→ **Task brief**: What is the number of lines in the entries that include the word "same"? Respond with the number only.

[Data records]
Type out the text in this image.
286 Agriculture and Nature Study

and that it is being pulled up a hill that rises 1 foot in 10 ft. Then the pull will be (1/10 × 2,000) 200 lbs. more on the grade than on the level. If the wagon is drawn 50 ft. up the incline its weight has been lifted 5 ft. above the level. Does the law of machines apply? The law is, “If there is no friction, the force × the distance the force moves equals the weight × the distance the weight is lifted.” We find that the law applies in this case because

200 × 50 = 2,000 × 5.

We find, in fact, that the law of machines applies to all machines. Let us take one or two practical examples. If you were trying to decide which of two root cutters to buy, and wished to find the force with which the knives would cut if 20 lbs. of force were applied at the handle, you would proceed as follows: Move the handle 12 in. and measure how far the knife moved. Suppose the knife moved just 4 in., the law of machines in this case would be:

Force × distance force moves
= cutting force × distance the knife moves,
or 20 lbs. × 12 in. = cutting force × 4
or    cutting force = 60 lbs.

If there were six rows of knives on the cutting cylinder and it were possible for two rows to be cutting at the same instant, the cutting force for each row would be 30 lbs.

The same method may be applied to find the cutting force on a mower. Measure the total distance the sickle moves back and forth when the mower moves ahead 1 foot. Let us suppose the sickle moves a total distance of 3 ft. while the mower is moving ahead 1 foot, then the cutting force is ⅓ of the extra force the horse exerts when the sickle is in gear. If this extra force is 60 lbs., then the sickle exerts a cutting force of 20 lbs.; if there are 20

→ **Answer to the problem**: 2